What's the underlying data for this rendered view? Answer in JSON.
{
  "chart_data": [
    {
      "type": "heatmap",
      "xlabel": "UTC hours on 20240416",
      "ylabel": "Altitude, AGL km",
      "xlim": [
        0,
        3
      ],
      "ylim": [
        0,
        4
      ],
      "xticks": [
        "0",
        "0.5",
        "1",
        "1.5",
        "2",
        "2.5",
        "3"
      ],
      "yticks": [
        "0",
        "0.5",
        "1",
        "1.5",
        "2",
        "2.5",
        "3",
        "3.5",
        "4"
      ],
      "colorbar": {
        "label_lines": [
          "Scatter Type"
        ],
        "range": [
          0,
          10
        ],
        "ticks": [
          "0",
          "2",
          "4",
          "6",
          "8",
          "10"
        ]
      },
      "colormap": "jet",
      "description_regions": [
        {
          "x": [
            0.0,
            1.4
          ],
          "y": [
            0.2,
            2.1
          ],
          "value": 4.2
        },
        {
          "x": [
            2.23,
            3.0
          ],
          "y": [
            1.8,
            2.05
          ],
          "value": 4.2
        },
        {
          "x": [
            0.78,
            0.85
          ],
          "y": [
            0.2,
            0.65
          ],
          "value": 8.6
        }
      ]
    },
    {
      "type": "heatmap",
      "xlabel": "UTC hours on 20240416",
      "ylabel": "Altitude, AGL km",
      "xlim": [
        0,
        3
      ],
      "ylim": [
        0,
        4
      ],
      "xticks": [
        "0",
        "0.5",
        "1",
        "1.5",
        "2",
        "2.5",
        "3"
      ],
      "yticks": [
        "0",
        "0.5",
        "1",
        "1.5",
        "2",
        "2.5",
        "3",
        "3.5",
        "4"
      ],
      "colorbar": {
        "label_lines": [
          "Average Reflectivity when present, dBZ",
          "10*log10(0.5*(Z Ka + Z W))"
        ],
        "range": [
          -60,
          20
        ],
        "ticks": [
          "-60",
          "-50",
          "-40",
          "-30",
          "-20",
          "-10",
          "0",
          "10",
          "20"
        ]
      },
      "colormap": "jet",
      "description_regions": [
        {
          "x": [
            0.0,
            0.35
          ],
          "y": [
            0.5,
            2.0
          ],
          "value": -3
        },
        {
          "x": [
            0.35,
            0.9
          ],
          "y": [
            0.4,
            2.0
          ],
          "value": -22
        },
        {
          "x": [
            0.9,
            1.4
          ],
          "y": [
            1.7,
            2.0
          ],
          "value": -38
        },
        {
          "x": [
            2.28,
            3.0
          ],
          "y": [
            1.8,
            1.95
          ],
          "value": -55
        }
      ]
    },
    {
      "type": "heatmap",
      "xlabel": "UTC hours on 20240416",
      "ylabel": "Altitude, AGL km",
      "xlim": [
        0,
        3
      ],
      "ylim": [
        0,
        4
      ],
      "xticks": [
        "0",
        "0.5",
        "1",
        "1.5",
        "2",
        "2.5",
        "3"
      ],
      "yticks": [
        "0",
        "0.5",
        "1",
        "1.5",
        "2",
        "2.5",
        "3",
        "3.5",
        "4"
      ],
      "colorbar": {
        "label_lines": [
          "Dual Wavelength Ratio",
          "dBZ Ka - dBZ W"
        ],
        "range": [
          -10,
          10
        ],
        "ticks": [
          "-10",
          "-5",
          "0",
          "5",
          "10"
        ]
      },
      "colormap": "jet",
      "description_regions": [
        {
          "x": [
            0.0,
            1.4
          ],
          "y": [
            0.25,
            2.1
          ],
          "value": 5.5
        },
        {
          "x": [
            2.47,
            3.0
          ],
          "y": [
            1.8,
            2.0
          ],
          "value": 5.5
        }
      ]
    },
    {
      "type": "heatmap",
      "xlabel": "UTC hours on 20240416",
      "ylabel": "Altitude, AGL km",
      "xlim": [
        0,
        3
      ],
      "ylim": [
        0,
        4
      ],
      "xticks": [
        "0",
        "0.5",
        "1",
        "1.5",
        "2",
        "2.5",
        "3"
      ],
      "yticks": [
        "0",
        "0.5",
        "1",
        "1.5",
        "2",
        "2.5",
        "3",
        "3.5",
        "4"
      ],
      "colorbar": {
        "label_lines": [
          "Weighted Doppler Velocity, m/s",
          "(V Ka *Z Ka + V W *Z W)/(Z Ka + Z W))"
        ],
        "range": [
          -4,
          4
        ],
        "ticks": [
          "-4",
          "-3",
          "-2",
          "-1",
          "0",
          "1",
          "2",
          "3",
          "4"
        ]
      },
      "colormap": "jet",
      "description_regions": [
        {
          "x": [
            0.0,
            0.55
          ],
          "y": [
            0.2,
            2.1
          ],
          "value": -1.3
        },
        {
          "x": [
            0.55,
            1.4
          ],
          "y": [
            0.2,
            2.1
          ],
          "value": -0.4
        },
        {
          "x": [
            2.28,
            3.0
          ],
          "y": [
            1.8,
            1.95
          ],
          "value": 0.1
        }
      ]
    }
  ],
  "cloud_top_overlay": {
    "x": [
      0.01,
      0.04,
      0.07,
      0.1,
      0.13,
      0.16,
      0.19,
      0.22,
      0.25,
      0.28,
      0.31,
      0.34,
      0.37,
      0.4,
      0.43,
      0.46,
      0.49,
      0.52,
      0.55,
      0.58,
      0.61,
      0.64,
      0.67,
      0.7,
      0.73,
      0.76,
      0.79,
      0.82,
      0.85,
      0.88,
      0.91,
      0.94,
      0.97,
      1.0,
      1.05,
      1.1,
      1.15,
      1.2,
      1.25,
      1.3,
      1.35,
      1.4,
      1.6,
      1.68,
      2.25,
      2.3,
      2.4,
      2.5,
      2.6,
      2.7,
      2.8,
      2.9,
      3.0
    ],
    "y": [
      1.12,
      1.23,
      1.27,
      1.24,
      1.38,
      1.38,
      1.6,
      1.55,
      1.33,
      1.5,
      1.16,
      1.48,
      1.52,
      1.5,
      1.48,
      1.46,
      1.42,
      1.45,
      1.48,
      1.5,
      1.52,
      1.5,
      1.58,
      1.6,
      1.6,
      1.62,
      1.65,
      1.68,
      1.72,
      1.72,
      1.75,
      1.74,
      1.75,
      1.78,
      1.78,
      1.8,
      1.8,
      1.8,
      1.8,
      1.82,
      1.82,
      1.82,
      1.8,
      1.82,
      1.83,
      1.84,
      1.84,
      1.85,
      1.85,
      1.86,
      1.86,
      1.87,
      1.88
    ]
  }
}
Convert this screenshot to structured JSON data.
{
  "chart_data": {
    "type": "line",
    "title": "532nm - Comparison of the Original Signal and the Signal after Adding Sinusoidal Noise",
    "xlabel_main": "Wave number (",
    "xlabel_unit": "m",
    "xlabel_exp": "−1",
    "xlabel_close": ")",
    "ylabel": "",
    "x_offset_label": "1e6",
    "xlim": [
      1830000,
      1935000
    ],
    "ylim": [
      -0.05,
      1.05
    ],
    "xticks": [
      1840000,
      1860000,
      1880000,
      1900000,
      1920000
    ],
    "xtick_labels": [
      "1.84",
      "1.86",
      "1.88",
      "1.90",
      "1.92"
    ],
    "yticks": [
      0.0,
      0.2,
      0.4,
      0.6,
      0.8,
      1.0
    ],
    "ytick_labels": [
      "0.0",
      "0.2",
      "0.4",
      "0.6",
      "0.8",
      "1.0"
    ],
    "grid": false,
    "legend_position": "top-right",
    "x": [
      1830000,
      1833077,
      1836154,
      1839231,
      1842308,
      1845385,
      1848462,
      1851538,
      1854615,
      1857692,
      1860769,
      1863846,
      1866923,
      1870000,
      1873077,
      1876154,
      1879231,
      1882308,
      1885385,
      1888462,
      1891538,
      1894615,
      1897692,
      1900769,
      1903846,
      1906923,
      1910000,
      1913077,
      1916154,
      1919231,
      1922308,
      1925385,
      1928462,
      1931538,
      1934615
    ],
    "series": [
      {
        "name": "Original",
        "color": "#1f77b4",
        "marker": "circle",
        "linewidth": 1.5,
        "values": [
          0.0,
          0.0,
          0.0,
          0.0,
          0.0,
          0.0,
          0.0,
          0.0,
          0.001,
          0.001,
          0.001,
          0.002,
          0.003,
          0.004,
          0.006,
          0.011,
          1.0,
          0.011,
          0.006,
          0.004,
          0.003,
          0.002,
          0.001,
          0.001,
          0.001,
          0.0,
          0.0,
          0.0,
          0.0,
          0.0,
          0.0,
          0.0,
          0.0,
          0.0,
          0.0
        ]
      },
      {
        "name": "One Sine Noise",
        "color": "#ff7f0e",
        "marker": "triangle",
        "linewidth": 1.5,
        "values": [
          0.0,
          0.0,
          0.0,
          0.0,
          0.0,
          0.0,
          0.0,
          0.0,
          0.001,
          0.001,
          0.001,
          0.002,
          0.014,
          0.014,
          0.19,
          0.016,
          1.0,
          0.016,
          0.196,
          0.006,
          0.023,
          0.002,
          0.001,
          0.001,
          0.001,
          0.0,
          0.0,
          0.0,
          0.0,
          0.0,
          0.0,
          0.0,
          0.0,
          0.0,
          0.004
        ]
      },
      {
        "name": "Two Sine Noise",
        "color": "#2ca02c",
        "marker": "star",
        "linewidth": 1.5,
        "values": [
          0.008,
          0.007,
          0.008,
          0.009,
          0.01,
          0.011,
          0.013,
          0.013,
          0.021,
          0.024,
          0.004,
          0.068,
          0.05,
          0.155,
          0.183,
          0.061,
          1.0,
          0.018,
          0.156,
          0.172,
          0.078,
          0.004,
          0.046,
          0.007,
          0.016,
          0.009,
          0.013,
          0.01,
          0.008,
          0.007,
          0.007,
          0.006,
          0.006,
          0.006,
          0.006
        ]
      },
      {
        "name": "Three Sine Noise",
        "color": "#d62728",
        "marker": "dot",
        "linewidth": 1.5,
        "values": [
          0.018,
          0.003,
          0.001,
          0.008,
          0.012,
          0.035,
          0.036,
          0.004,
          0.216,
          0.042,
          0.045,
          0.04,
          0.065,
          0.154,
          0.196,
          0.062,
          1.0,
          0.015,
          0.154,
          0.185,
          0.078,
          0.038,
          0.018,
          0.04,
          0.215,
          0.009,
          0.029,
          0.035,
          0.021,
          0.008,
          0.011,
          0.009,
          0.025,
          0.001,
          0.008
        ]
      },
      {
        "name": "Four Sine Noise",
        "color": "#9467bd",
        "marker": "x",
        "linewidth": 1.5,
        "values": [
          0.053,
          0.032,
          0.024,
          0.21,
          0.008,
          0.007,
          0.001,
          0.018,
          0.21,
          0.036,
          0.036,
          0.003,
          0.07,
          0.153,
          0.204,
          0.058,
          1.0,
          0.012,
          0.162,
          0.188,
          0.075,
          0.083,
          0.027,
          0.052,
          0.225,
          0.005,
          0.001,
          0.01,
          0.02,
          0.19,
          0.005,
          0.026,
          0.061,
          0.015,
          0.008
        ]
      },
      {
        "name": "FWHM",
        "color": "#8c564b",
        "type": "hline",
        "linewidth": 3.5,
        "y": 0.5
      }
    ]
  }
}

■ ■ ■ ■ ■

● **Aim**
Go through the listing above and locate each line that holds the word "JSON". Copy those lines.

● **Problem solution**
What's the underlying data for this rendered view? Answer in JSON.
Convert this screenshot to structured JSON data.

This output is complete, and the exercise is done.